Task objective >> Give an exact transcription of every line, dropping the images.

Entries provided >>
::::
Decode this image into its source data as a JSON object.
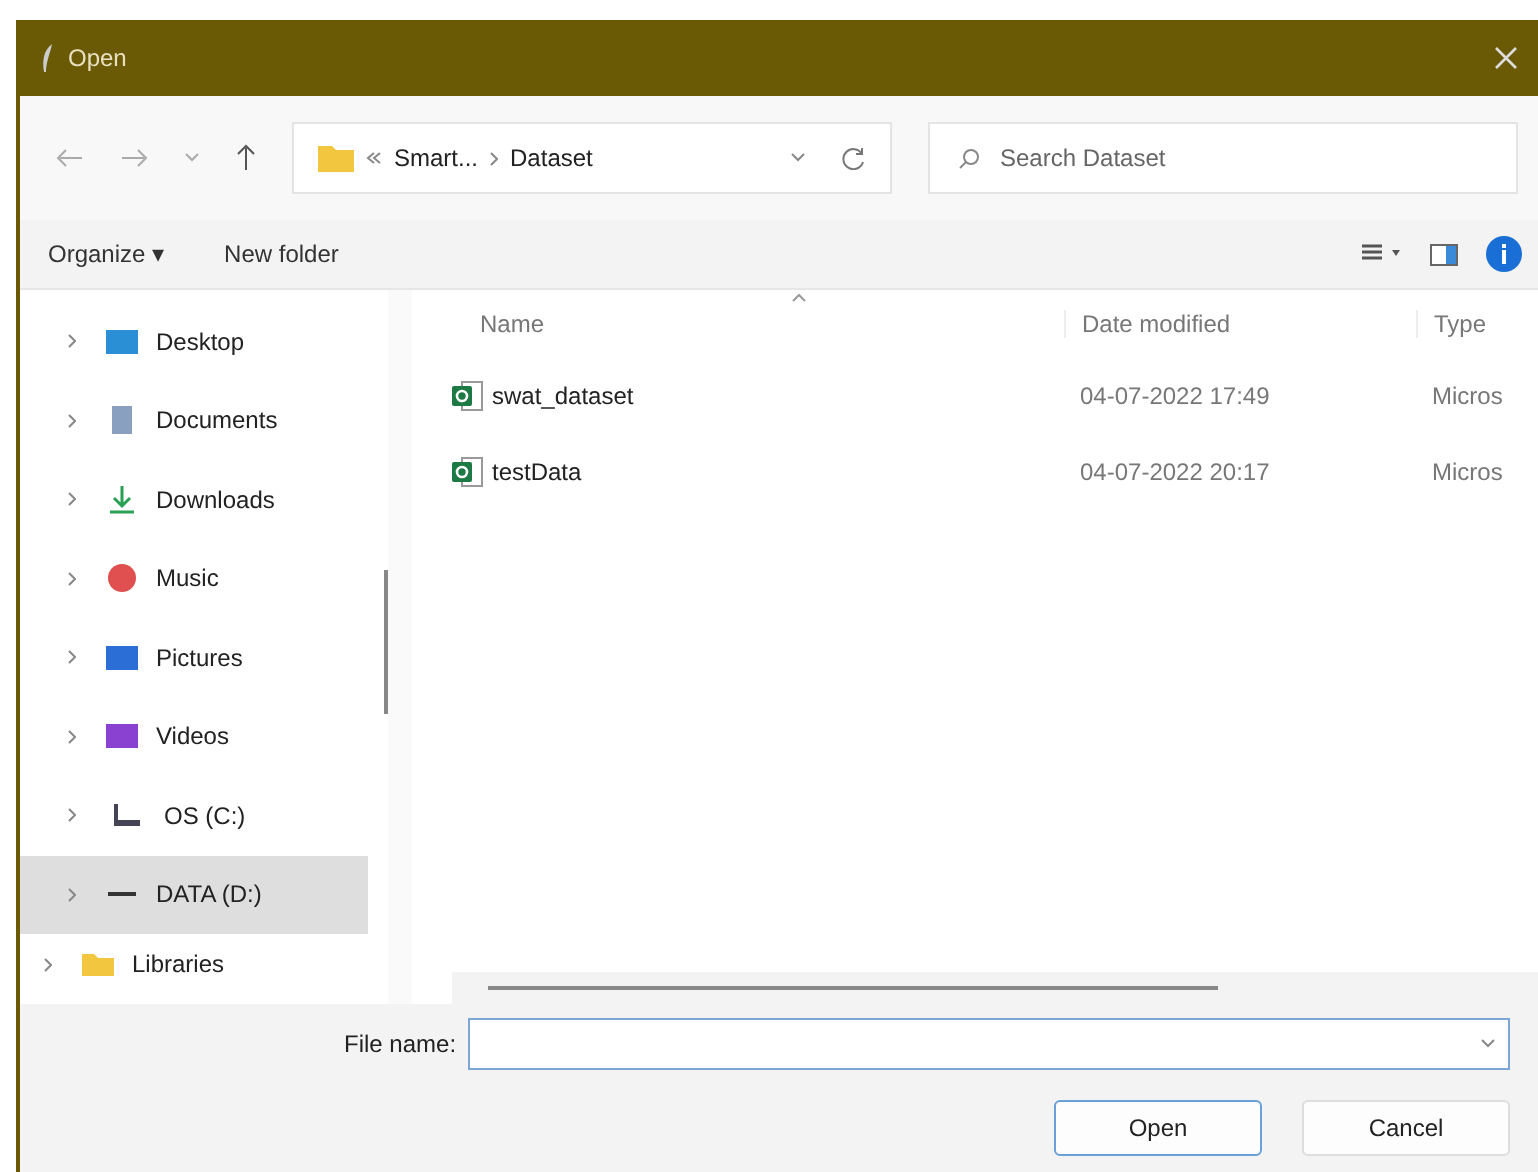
{
  "window": {
    "title": "Open"
  },
  "address": {
    "path": [
      "Smart...",
      "Dataset"
    ]
  },
  "search": {
    "placeholder": "Search Dataset"
  },
  "toolbar": {
    "organize": "Organize ▾",
    "new_folder": "New folder"
  },
  "sidebar": {
    "items": [
      {
        "label": "Desktop",
        "kind": "desktop",
        "selected": false
      },
      {
        "label": "Documents",
        "kind": "documents",
        "selected": false
      },
      {
        "label": "Downloads",
        "kind": "downloads",
        "selected": false
      },
      {
        "label": "Music",
        "kind": "music",
        "selected": false
      },
      {
        "label": "Pictures",
        "kind": "pictures",
        "selected": false
      },
      {
        "label": "Videos",
        "kind": "videos",
        "selected": false
      },
      {
        "label": "OS (C:)",
        "kind": "os-drive",
        "selected": false
      },
      {
        "label": "DATA (D:)",
        "kind": "drive",
        "selected": true
      },
      {
        "label": "Libraries",
        "kind": "folder",
        "selected": false
      }
    ]
  },
  "table": {
    "columns": [
      "Name",
      "Date modified",
      "Type"
    ],
    "rows": [
      {
        "name": "swat_dataset",
        "date": "04-07-2022 17:49",
        "type": "Micros"
      },
      {
        "name": "testData",
        "date": "04-07-2022 20:17",
        "type": "Micros"
      }
    ]
  },
  "file_name": {
    "label": "File name:"
  },
  "buttons": [
    "Open",
    "Cancel"
  ]
}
::::
Result for this exercise >>
Decode this image into its source data as a JSON object.
{
  "window": {
    "title": "Open"
  },
  "address": {
    "path": [
      "Smart...",
      "Dataset"
    ]
  },
  "search": {
    "placeholder": "Search Dataset"
  },
  "toolbar": {
    "organize": "Organize ▾",
    "new_folder": "New folder"
  },
  "sidebar": {
    "items": [
      {
        "label": "Desktop",
        "kind": "desktop",
        "selected": false
      },
      {
        "label": "Documents",
        "kind": "documents",
        "selected": false
      },
      {
        "label": "Downloads",
        "kind": "downloads",
        "selected": false
      },
      {
        "label": "Music",
        "kind": "music",
        "selected": false
      },
      {
        "label": "Pictures",
        "kind": "pictures",
        "selected": false
      },
      {
        "label": "Videos",
        "kind": "videos",
        "selected": false
      },
      {
        "label": "OS (C:)",
        "kind": "os-drive",
        "selected": false
      },
      {
        "label": "DATA (D:)",
        "kind": "drive",
        "selected": true
      },
      {
        "label": "Libraries",
        "kind": "folder",
        "selected": false
      }
    ]
  },
  "table": {
    "columns": [
      "Name",
      "Date modified",
      "Type"
    ],
    "rows": [
      {
        "name": "swat_dataset",
        "date": "04-07-2022 17:49",
        "type": "Micros"
      },
      {
        "name": "testData",
        "date": "04-07-2022 20:17",
        "type": "Micros"
      }
    ]
  },
  "file_name": {
    "label": "File name:"
  },
  "buttons": [
    "Open",
    "Cancel"
  ]
}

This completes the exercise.